- **What the exercise asks**:
Each line below should be quoted exactly, please.

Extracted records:
+---+
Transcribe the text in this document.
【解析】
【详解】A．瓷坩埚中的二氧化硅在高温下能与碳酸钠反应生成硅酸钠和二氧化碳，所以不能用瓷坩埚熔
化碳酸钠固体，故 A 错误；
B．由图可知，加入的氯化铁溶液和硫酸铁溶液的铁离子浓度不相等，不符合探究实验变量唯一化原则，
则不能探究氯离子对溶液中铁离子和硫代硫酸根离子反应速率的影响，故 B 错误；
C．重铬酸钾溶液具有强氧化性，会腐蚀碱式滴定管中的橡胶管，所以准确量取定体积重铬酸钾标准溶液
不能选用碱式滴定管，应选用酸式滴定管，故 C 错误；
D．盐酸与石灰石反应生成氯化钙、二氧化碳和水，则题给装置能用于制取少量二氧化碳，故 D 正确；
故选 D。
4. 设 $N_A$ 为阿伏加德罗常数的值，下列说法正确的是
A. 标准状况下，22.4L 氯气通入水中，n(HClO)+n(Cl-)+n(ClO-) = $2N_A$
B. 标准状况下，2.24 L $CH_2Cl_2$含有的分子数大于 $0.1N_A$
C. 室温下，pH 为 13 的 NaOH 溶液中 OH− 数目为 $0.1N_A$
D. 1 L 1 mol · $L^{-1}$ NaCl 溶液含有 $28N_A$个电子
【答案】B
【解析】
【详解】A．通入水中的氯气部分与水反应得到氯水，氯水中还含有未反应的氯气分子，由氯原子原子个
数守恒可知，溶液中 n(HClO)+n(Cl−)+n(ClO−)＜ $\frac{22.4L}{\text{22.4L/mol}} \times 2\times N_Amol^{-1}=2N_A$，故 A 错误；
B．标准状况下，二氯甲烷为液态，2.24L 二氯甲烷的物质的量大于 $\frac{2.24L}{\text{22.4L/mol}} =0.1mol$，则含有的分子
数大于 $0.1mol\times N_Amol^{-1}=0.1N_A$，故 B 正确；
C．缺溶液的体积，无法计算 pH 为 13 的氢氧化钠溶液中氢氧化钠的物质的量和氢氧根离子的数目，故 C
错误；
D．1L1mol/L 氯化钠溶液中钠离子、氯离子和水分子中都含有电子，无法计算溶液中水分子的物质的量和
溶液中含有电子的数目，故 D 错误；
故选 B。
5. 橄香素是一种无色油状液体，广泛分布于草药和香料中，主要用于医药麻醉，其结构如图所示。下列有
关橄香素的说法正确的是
+---+
- **Correct answer**:
Transcribe the text in this document.
【解析】
【详解】A．瓷坩埚中的二氧化硅在高温下能与碳酸钠反应生成硅酸钠和二氧化碳，所以不能用瓷坩埚熔
化碳酸钠固体，故 A 错误；
B．由图可知，加入的氯化铁溶液和硫酸铁溶液的铁离子浓度不相等，不符合探究实验变量唯一化原则，
则不能探究氯离子对溶液中铁离子和硫代硫酸根离子反应速率的影响，故 B 错误；
C．重铬酸钾溶液具有强氧化性，会腐蚀碱式滴定管中的橡胶管，所以准确量取定体积重铬酸钾标准溶液
不能选用碱式滴定管，应选用酸式滴定管，故 C 错误；
D．盐酸与石灰石反应生成氯化钙、二氧化碳和水，则题给装置能用于制取少量二氧化碳，故 D 正确；
故选 D。
4. 设 $N_A$ 为阿伏加德罗常数的值，下列说法正确的是
A. 标准状况下，22.4L 氯气通入水中，n(HClO)+n(Cl-)+n(ClO-) = $2N_A$
B. 标准状况下，2.24 L $CH_2Cl_2$含有的分子数大于 $0.1N_A$
C. 室温下，pH 为 13 的 NaOH 溶液中 OH− 数目为 $0.1N_A$
D. 1 L 1 mol · $L^{-1}$ NaCl 溶液含有 $28N_A$个电子
【答案】B
【解析】
【详解】A．通入水中的氯气部分与水反应得到氯水，氯水中还含有未反应的氯气分子，由氯原子原子个
数守恒可知，溶液中 n(HClO)+n(Cl−)+n(ClO−)＜ $\frac{22.4L}{\text{22.4L/mol}} \times 2\times N_Amol^{-1}=2N_A$，故 A 错误；
B．标准状况下，二氯甲烷为液态，2.24L 二氯甲烷的物质的量大于 $\frac{2.24L}{\text{22.4L/mol}} =0.1mol$，则含有的分子
数大于 $0.1mol\times N_Amol^{-1}=0.1N_A$，故 B 正确；
C．缺溶液的体积，无法计算 pH 为 13 的氢氧化钠溶液中氢氧化钠的物质的量和氢氧根离子的数目，故 C
错误；
D．1L1mol/L 氯化钠溶液中钠离子、氯离子和水分子中都含有电子，无法计算溶液中水分子的物质的量和
溶液中含有电子的数目，故 D 错误；
故选 B。
5. 橄香素是一种无色油状液体，广泛分布于草药和香料中，主要用于医药麻醉，其结构如图所示。下列有
关橄香素的说法正确的是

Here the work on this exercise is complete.